------ Data for this task
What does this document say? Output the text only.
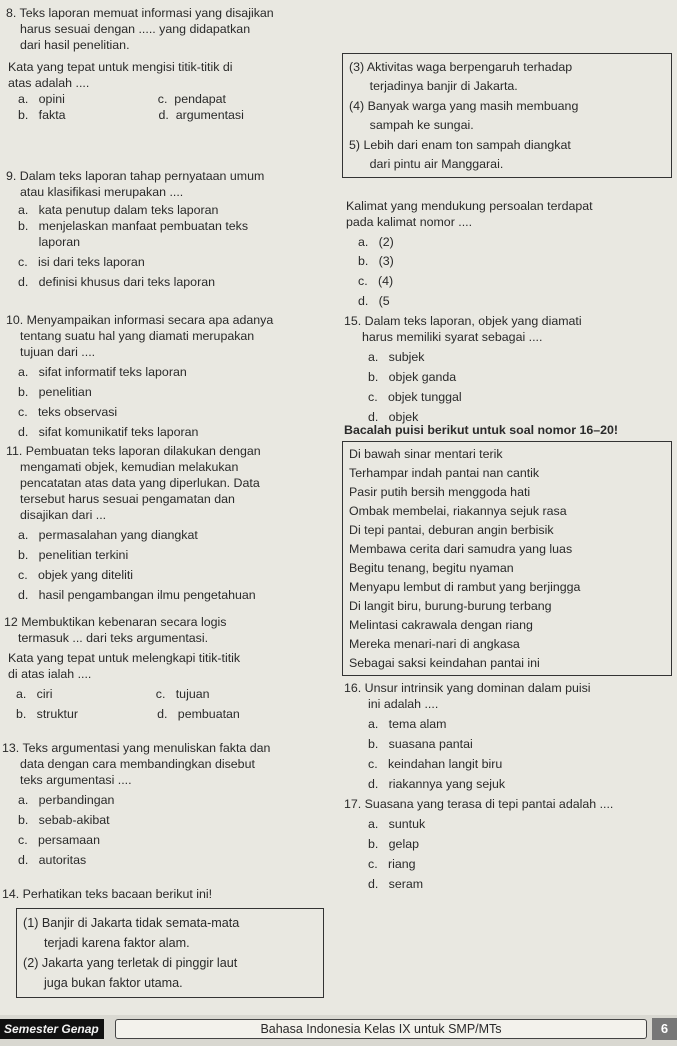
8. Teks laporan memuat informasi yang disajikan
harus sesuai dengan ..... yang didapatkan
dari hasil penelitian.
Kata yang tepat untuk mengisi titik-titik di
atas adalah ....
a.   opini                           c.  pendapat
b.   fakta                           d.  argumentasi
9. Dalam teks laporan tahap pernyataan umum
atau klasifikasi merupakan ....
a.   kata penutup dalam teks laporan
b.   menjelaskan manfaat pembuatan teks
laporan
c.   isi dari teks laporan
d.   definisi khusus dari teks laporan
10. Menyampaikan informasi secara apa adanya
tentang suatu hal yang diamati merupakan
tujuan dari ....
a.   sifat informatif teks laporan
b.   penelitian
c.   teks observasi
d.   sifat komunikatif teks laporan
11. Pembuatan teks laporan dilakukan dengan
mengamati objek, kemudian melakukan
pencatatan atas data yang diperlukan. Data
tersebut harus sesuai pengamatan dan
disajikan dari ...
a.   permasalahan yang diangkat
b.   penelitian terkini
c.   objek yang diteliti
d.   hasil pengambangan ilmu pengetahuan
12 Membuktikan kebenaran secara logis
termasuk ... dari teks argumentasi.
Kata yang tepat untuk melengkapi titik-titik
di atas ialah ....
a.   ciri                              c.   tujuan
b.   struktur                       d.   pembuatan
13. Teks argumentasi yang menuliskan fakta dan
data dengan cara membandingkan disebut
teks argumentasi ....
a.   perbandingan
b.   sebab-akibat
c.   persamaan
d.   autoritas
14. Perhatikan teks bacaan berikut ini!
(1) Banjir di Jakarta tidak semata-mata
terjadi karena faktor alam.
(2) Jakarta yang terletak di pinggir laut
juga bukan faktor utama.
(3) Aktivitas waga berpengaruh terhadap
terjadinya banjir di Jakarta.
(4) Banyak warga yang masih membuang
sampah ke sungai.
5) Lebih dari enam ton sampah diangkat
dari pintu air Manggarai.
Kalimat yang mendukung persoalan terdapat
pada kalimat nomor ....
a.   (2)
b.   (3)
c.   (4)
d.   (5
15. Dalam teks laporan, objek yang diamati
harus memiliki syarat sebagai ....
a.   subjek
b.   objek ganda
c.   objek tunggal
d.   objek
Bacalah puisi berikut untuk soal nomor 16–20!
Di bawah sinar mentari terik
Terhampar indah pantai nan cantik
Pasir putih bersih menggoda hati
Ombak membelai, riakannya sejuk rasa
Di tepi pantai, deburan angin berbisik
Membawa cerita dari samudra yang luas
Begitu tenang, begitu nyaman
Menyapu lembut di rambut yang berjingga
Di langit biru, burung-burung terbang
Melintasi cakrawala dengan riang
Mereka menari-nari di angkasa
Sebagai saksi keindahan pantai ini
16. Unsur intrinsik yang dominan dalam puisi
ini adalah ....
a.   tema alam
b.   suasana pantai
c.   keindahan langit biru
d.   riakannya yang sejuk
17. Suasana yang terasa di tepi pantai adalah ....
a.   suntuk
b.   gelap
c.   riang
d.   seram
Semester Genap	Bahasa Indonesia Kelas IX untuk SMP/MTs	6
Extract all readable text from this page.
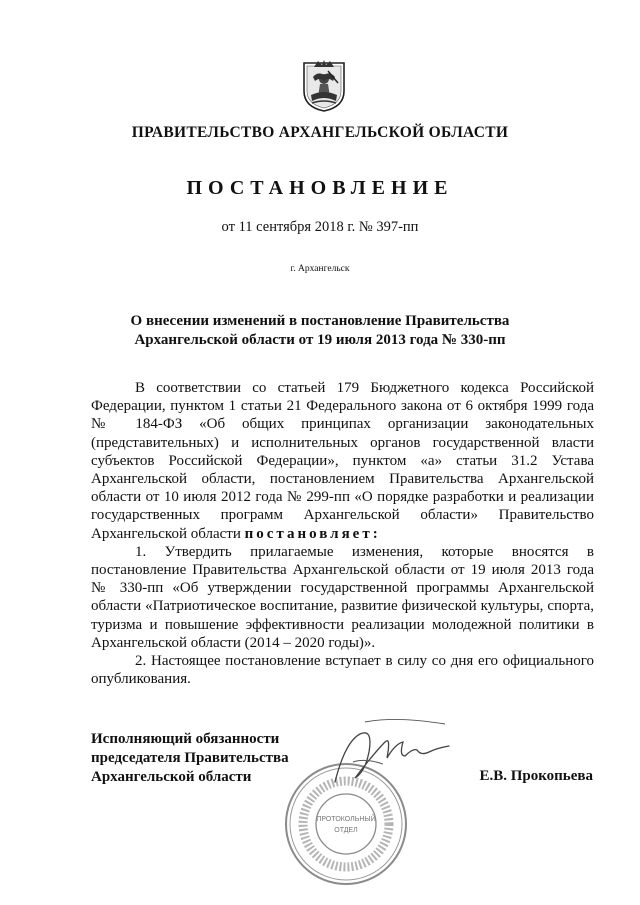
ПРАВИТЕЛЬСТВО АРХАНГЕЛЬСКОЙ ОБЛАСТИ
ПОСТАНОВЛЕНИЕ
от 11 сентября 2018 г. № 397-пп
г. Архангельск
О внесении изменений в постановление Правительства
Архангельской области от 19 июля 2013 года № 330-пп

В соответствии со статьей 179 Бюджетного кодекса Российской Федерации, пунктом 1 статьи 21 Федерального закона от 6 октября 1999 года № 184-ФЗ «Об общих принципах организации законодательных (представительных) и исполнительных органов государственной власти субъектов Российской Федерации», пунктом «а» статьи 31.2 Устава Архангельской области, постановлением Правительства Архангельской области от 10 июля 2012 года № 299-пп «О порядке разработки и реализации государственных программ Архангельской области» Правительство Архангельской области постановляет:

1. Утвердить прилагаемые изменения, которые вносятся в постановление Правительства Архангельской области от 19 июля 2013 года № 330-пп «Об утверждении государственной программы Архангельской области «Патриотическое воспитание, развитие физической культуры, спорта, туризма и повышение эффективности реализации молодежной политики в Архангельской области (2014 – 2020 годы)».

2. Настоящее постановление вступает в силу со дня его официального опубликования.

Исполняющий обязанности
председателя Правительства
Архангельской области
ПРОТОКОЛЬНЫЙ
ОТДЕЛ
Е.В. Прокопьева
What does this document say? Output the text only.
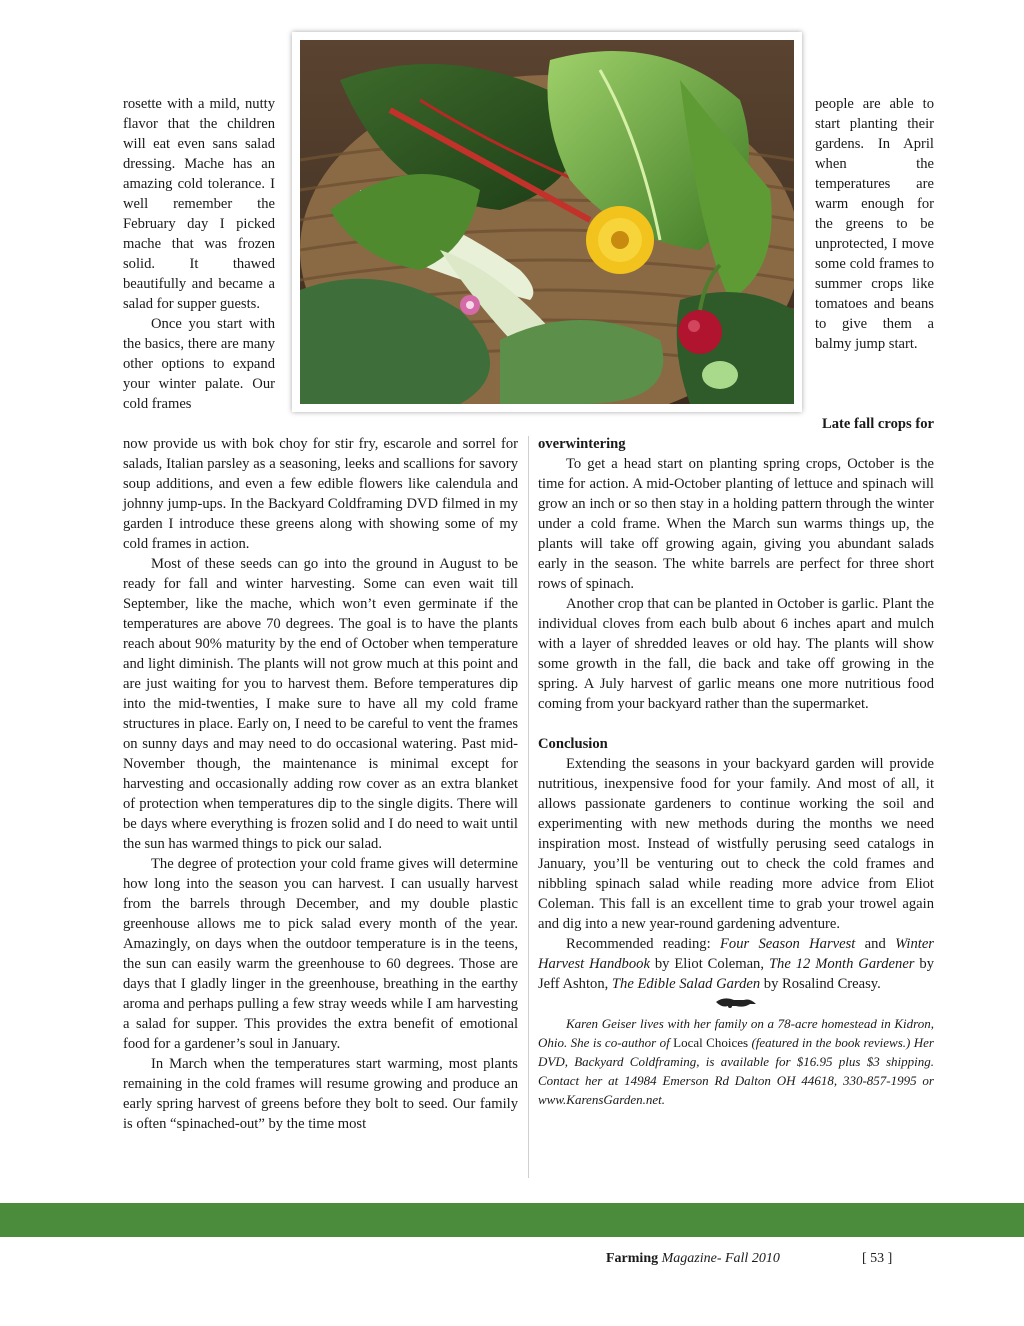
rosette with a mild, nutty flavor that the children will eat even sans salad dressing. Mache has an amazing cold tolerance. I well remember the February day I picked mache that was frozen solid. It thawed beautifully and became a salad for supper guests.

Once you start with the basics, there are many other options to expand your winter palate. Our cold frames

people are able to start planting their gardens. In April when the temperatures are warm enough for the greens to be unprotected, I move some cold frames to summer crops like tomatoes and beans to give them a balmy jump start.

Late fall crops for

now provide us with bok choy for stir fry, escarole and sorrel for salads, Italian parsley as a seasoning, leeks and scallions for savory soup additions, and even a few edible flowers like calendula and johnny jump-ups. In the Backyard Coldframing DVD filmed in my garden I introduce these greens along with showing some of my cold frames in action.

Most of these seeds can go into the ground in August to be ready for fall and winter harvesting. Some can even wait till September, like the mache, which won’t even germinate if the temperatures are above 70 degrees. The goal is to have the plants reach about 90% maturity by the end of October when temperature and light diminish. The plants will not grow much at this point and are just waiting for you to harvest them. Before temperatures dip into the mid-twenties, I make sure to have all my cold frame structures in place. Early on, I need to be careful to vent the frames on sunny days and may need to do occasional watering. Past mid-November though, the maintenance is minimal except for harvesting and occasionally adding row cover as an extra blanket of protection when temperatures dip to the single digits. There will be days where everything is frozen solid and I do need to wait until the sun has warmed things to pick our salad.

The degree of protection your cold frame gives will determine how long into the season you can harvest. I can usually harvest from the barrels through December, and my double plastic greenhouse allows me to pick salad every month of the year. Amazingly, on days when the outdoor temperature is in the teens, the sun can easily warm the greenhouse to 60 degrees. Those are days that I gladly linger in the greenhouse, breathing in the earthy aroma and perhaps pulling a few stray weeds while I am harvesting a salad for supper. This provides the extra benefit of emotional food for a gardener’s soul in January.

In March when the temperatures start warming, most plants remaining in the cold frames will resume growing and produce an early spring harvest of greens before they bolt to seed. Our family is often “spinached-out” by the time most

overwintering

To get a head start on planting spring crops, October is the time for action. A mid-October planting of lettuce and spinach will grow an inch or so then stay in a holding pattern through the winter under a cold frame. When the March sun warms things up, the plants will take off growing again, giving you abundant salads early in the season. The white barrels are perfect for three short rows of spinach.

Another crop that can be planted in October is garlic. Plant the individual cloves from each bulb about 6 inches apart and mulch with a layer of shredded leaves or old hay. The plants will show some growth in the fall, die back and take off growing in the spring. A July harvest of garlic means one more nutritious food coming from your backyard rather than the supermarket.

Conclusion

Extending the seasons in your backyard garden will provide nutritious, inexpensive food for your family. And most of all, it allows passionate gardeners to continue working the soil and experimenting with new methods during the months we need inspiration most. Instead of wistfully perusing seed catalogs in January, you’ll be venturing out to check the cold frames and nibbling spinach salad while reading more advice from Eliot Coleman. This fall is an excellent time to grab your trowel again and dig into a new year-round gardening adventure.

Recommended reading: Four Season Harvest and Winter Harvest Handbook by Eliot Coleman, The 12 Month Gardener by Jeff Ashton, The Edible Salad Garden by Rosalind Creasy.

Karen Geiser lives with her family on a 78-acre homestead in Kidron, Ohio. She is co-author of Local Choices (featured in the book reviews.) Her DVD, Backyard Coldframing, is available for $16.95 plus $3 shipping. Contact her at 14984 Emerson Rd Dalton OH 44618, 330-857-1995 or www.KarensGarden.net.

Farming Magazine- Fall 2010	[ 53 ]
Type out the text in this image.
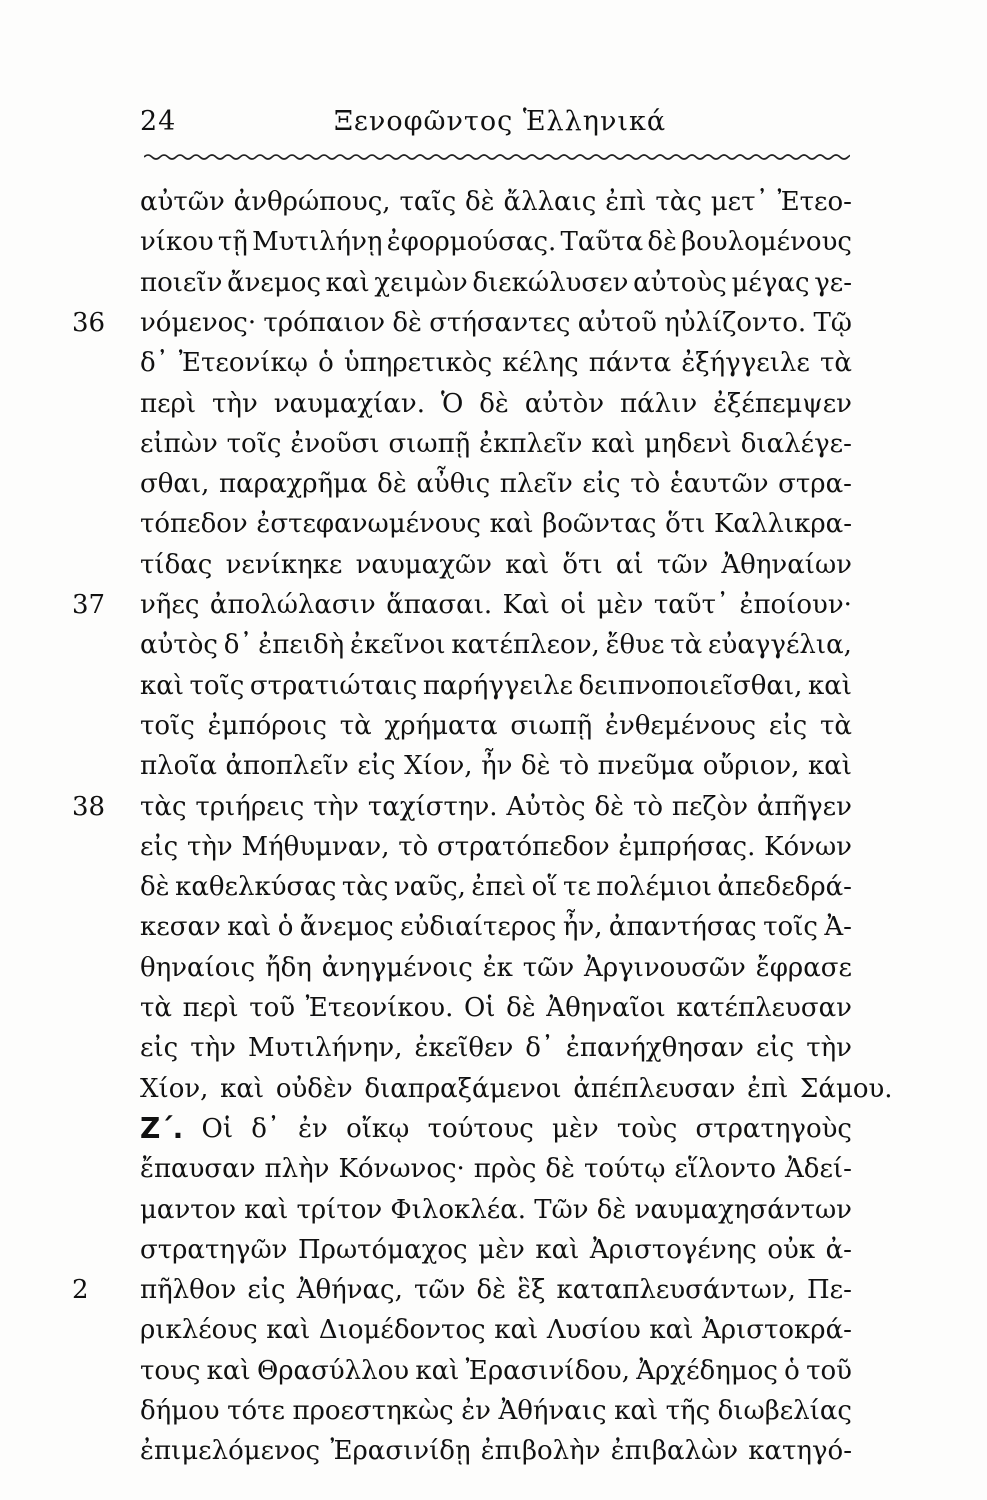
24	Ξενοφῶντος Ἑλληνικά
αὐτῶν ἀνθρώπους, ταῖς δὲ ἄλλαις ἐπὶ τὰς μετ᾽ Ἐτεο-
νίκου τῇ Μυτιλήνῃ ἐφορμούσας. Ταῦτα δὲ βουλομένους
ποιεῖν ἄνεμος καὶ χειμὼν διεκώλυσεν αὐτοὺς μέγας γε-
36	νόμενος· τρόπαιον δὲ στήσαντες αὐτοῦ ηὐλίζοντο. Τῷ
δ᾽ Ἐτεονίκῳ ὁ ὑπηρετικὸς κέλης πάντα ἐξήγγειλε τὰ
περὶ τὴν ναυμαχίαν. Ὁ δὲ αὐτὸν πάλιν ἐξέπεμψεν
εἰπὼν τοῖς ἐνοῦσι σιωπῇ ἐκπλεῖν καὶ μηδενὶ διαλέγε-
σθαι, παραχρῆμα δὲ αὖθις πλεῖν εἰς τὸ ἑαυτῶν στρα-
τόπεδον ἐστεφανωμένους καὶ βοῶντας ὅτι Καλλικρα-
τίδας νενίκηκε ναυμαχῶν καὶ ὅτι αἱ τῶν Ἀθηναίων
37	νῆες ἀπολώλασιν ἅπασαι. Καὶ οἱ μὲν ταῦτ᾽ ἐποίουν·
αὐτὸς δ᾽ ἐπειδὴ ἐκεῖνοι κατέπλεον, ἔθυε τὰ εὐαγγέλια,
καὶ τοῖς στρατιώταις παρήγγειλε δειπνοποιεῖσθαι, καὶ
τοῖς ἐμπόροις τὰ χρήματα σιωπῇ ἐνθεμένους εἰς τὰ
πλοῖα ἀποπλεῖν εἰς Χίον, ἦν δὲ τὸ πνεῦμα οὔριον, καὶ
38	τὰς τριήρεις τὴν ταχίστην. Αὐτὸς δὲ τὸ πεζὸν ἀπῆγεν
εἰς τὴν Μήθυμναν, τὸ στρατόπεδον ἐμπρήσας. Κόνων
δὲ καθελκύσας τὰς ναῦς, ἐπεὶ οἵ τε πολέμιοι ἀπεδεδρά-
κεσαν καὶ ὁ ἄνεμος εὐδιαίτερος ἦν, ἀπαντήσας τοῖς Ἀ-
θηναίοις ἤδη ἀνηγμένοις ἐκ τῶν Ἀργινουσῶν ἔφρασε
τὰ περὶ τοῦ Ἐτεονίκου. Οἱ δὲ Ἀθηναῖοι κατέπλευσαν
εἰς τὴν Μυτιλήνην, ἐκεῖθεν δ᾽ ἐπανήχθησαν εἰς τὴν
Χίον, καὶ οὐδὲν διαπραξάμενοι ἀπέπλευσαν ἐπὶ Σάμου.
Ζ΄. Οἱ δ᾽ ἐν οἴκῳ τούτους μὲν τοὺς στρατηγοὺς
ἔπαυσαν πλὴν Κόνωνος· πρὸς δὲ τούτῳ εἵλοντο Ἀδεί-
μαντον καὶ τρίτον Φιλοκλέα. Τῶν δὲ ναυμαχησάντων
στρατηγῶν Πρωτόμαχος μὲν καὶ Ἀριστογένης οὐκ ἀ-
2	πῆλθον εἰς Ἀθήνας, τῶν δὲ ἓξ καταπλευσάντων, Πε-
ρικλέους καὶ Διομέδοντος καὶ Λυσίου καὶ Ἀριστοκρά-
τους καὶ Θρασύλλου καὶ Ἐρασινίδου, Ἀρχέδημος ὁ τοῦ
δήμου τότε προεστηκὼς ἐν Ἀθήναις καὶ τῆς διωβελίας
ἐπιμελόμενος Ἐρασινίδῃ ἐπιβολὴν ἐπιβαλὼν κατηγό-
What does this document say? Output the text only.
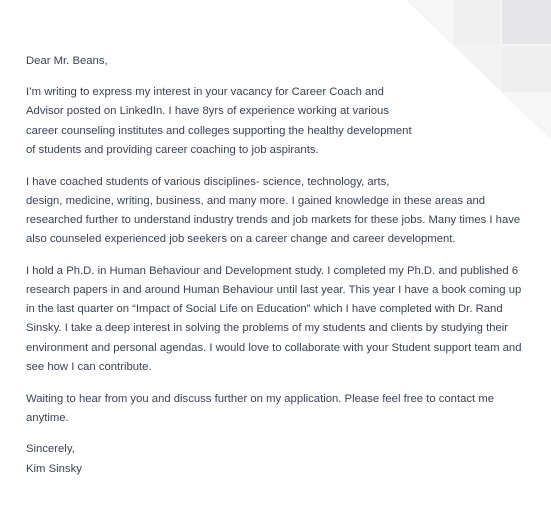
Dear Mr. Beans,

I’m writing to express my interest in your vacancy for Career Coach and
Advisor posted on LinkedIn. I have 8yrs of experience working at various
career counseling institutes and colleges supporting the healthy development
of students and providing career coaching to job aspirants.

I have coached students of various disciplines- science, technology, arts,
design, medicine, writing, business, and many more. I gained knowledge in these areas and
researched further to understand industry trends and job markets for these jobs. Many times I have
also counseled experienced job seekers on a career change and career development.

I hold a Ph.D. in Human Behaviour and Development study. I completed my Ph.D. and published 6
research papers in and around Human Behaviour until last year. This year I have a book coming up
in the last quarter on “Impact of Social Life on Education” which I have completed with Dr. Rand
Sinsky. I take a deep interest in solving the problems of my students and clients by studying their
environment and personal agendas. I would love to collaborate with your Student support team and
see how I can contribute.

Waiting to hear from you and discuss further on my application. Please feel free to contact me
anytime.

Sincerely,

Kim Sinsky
------------
## Task to complete
For the material, find the number of lines holding the word "государственной" and give that figure and nothing more.

## Problem solution
2